**Problem requirements:**
The listing below is to be output in its exact form.

**Material:**
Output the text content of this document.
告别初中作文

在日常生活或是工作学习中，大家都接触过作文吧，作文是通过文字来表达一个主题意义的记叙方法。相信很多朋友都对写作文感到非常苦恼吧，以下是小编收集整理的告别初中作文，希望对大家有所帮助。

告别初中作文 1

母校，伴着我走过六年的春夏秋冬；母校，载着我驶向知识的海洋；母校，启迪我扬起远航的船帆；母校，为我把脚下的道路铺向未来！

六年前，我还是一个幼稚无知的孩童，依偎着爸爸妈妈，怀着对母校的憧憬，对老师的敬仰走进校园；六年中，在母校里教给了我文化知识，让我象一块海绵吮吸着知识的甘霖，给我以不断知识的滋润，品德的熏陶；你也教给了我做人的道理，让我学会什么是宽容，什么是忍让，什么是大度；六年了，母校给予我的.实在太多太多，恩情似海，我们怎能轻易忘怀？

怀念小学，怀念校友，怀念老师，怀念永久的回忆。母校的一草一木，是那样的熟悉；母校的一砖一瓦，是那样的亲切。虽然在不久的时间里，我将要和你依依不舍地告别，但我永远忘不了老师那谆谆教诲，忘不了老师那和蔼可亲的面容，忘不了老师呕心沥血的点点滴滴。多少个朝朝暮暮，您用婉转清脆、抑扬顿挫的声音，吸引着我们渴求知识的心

**Answer to the task:**
Output the text content of this document.
告别初中作文

在日常生活或是工作学习中，大家都接触过作文吧，作文是通过文字来表达一个主题意义的记叙方法。相信很多朋友都对写作文感到非常苦恼吧，以下是小编收集整理的告别初中作文，希望对大家有所帮助。

告别初中作文 1

母校，伴着我走过六年的春夏秋冬；母校，载着我驶向知识的海洋；母校，启迪我扬起远航的船帆；母校，为我把脚下的道路铺向未来！

六年前，我还是一个幼稚无知的孩童，依偎着爸爸妈妈，怀着对母校的憧憬，对老师的敬仰走进校园；六年中，在母校里教给了我文化知识，让我象一块海绵吮吸着知识的甘霖，给我以不断知识的滋润，品德的熏陶；你也教给了我做人的道理，让我学会什么是宽容，什么是忍让，什么是大度；六年了，母校给予我的.实在太多太多，恩情似海，我们怎能轻易忘怀？

怀念小学，怀念校友，怀念老师，怀念永久的回忆。母校的一草一木，是那样的熟悉；母校的一砖一瓦，是那样的亲切。虽然在不久的时间里，我将要和你依依不舍地告别，但我永远忘不了老师那谆谆教诲，忘不了老师那和蔼可亲的面容，忘不了老师呕心沥血的点点滴滴。多少个朝朝暮暮，您用婉转清脆、抑扬顿挫的声音，吸引着我们渴求知识的心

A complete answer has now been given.